Check every line of the entries below for the word "obikosato", and copy the ones that have it.

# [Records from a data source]
= = =

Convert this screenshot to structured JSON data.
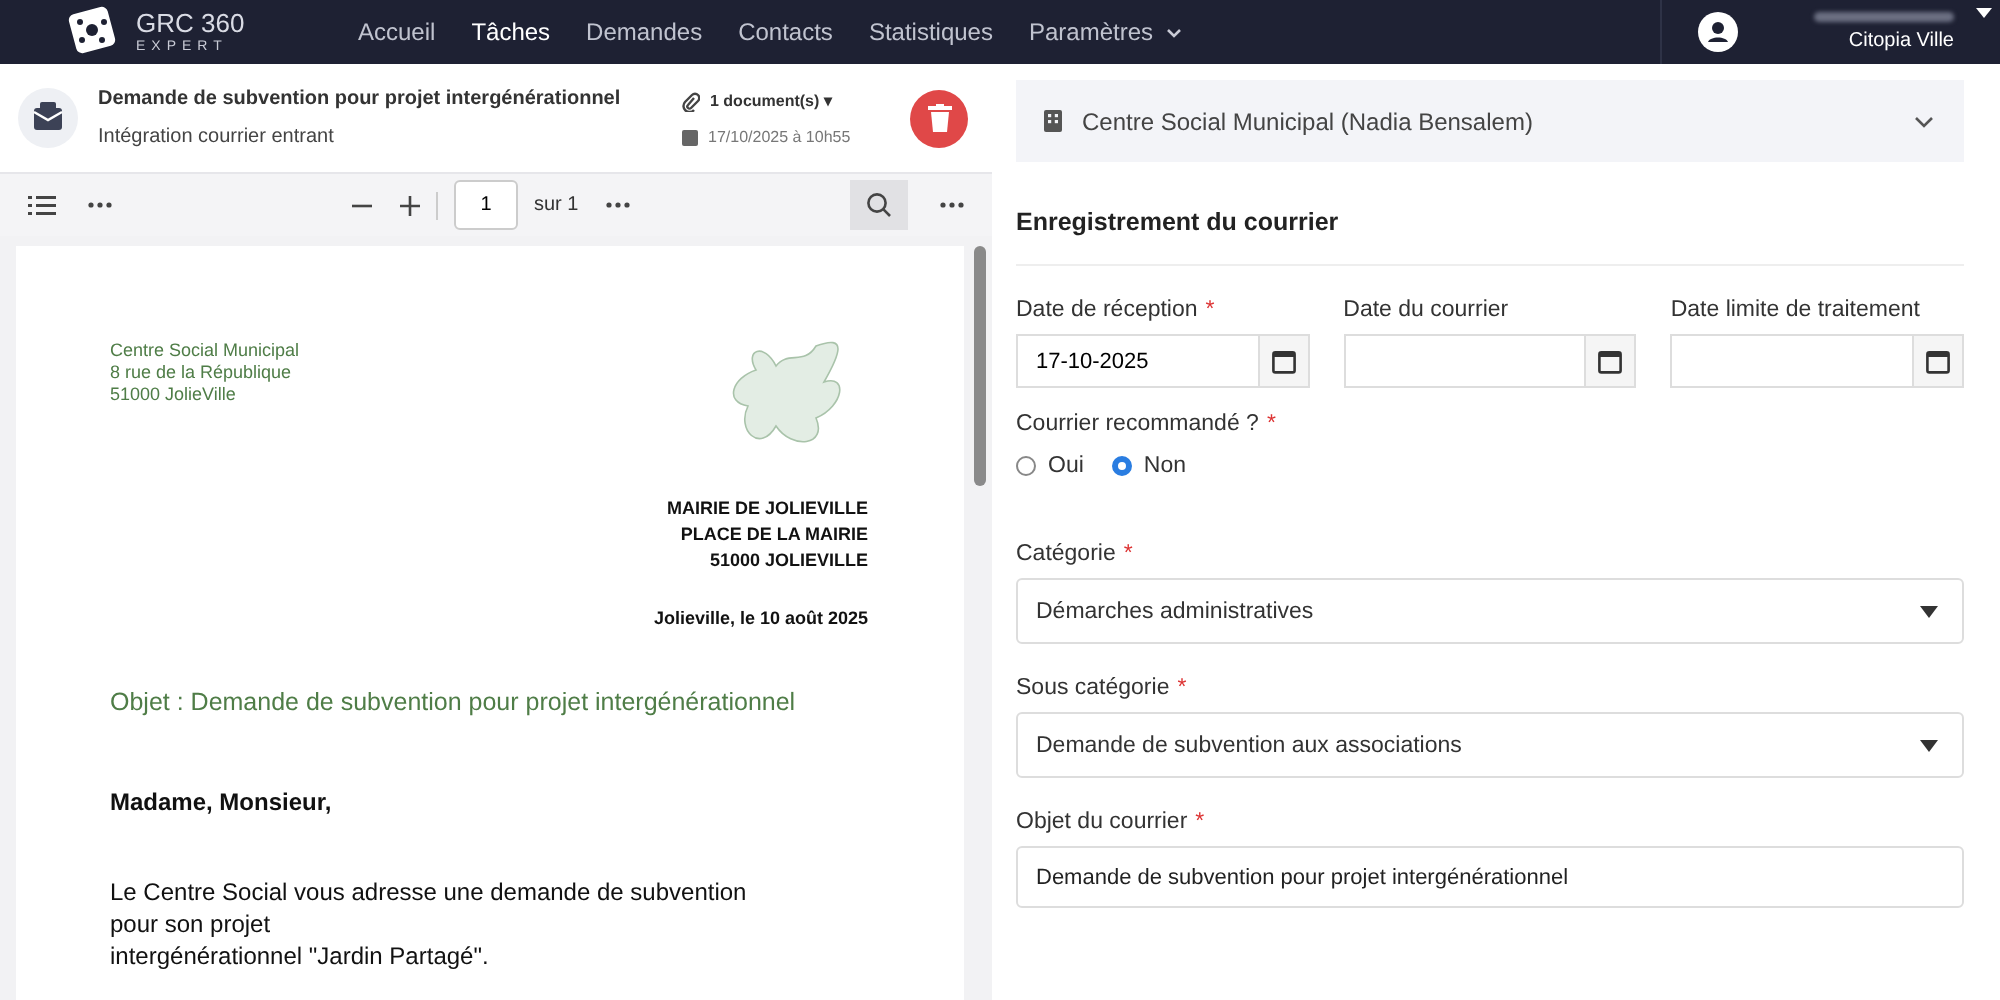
{
  "brand": {
    "name": "GRC 360",
    "tagline": "EXPERT"
  },
  "nav": [
    {
      "label": "Accueil",
      "selected": false,
      "dropdown": false
    },
    {
      "label": "Tâches",
      "selected": true,
      "dropdown": false
    },
    {
      "label": "Demandes",
      "selected": false,
      "dropdown": false
    },
    {
      "label": "Contacts",
      "selected": false,
      "dropdown": false
    },
    {
      "label": "Statistiques",
      "selected": false,
      "dropdown": false
    },
    {
      "label": "Paramètres",
      "selected": false,
      "dropdown": true
    }
  ],
  "user": {
    "organization": "Citopia Ville"
  },
  "task": {
    "title": "Demande de subvention pour projet intergénérationnel",
    "subtitle": "Intégration courrier entrant",
    "documents": "1 document(s) ▾",
    "date": "17/10/2025 à 10h55"
  },
  "viewer": {
    "page": "1",
    "page_total": "sur 1"
  },
  "letter": {
    "sender": [
      "Centre Social Municipal",
      "8 rue de la République",
      "51000 JolieVille"
    ],
    "recipient": [
      "MAIRIE DE JOLIEVILLE",
      "PLACE DE LA MAIRIE",
      "51000 JOLIEVILLE"
    ],
    "date_line": "Jolieville, le 10 août 2025",
    "subject": "Objet : Demande de subvention pour projet intergénérationnel",
    "salutation": "Madame, Monsieur,",
    "body": [
      "Le Centre Social vous adresse une demande de subvention",
      "pour son projet",
      "intergénérationnel \"Jardin Partagé\"."
    ]
  },
  "contact_panel": {
    "label": "Centre Social Municipal (Nadia Bensalem)"
  },
  "form": {
    "title": "Enregistrement du courrier",
    "dates": [
      {
        "label": "Date de réception",
        "required_mark": "*",
        "value": "17-10-2025"
      },
      {
        "label": "Date du courrier"
      },
      {
        "label": "Date limite de traitement"
      }
    ],
    "registered": {
      "label": "Courrier recommandé ?",
      "required_mark": "*",
      "options": [
        {
          "label": "Oui",
          "selected": false
        },
        {
          "label": "Non",
          "selected": true
        }
      ]
    },
    "category": {
      "label": "Catégorie",
      "required_mark": "*",
      "value": "Démarches administratives"
    },
    "subcategory": {
      "label": "Sous catégorie",
      "required_mark": "*",
      "value": "Demande de subvention aux associations"
    },
    "subject": {
      "label": "Objet du courrier",
      "required_mark": "*",
      "value": "Demande de subvention pour projet intergénérationnel"
    }
  }
}
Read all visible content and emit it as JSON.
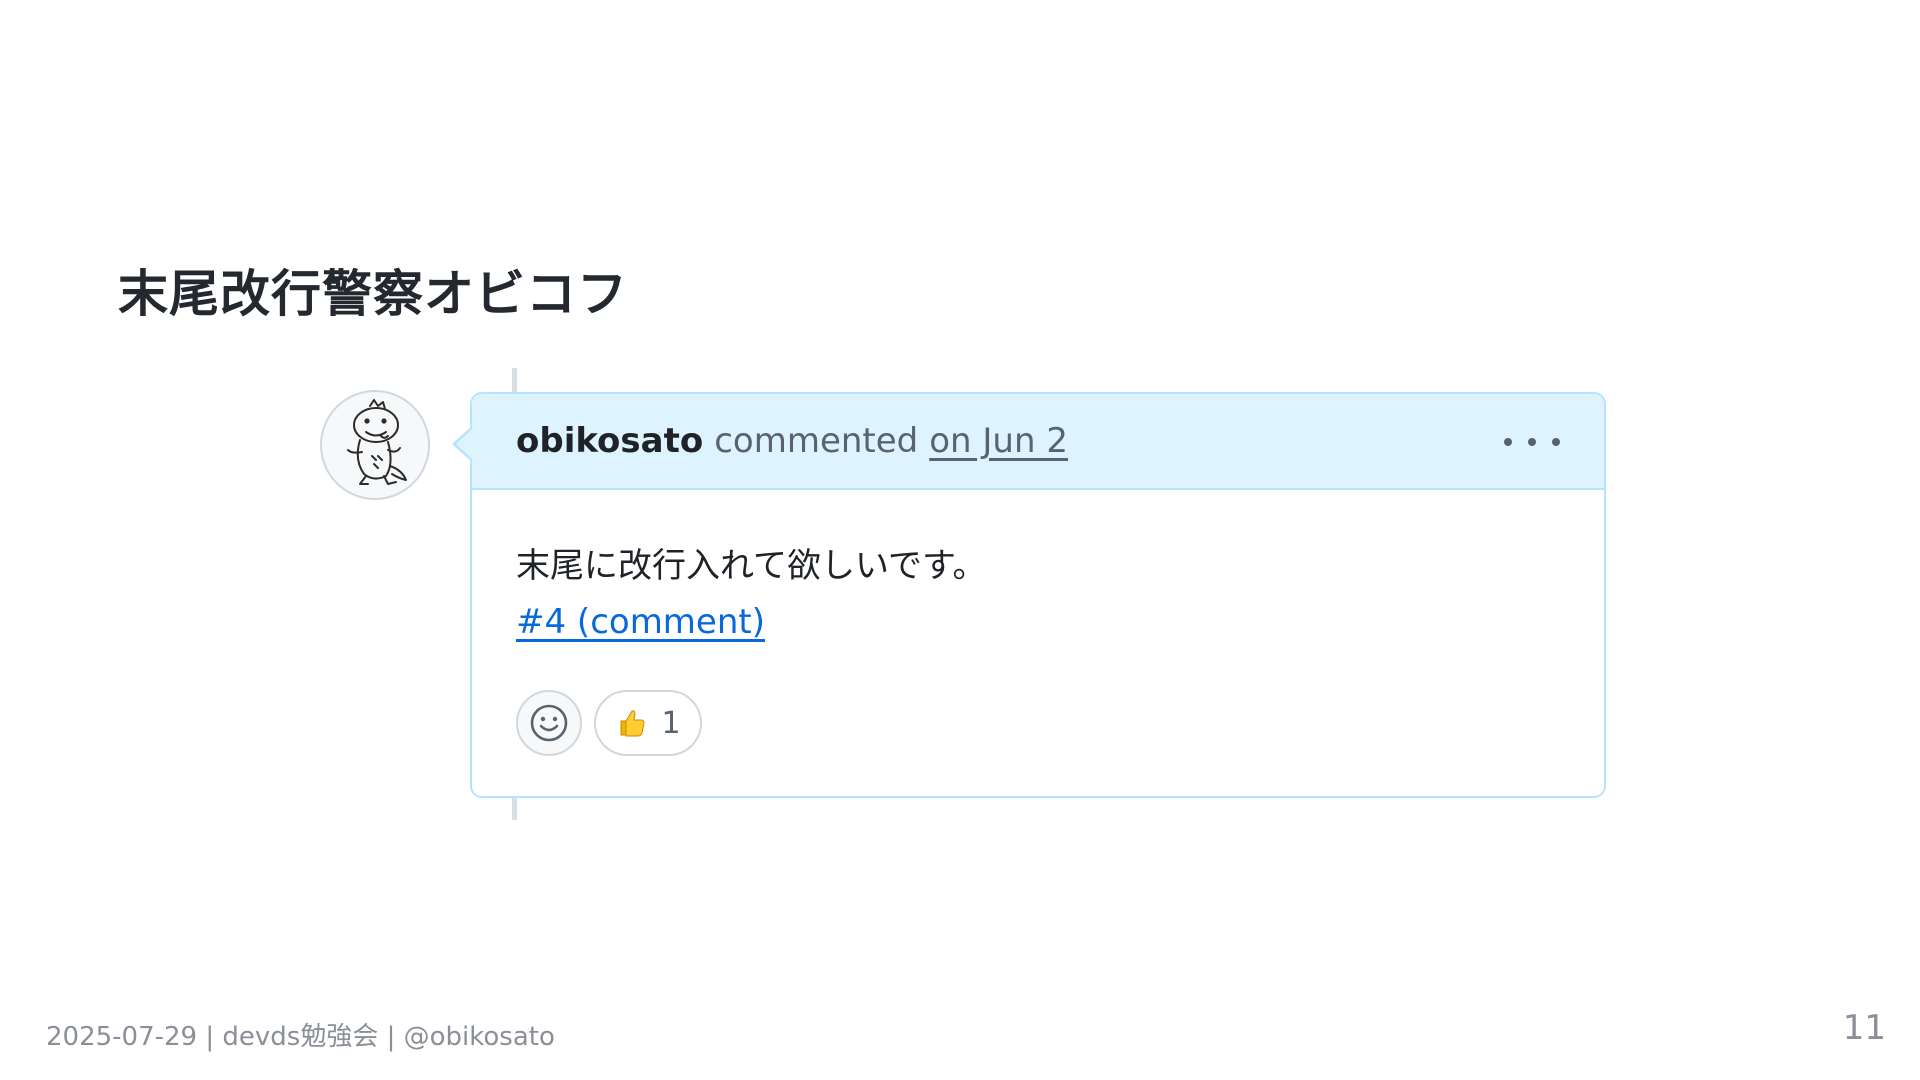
{
  "slide": {
    "title": "末尾改行警察オビコフ",
    "page_number": "11"
  },
  "footer": {
    "text": "2025-07-29 | devds勉強会 | @obikosato"
  },
  "comment": {
    "author": "obikosato",
    "action": "commented",
    "timestamp": "on Jun 2",
    "body_text": "末尾に改行入れて欲しいです。",
    "link_text": "#4 (comment)",
    "more_icon": "kebab-horizontal-icon",
    "reactions": [
      {
        "emoji": "👍",
        "icon": "thumbs-up-icon",
        "count": "1"
      }
    ],
    "reaction_picker_icon": "smiley-icon"
  },
  "colors": {
    "header_bg": "#ddf4ff",
    "border": "#b6e3ff",
    "link": "#0969da",
    "muted_text": "#59636e"
  }
}
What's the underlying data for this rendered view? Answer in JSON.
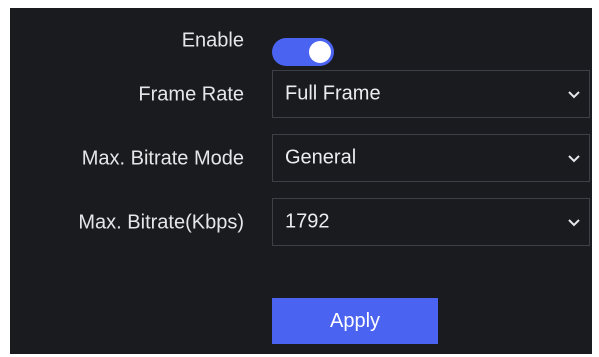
{
  "form": {
    "enable": {
      "label": "Enable",
      "state": true
    },
    "frame_rate": {
      "label": "Frame Rate",
      "value": "Full Frame"
    },
    "bitrate_mode": {
      "label": "Max. Bitrate Mode",
      "value": "General"
    },
    "bitrate": {
      "label": "Max. Bitrate(Kbps)",
      "value": "1792"
    },
    "apply_label": "Apply"
  },
  "colors": {
    "panel_background": "#191b1f",
    "accent": "#4a63f0",
    "field_border": "#3d4046",
    "text": "#e6e6e8"
  },
  "icons": {
    "dropdown": "chevron-down-icon"
  }
}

= = =

# [THE ANSWER]
    "text": "2025-07-29 | devds勉強会 | @obikosato"
    "author": "obikosato",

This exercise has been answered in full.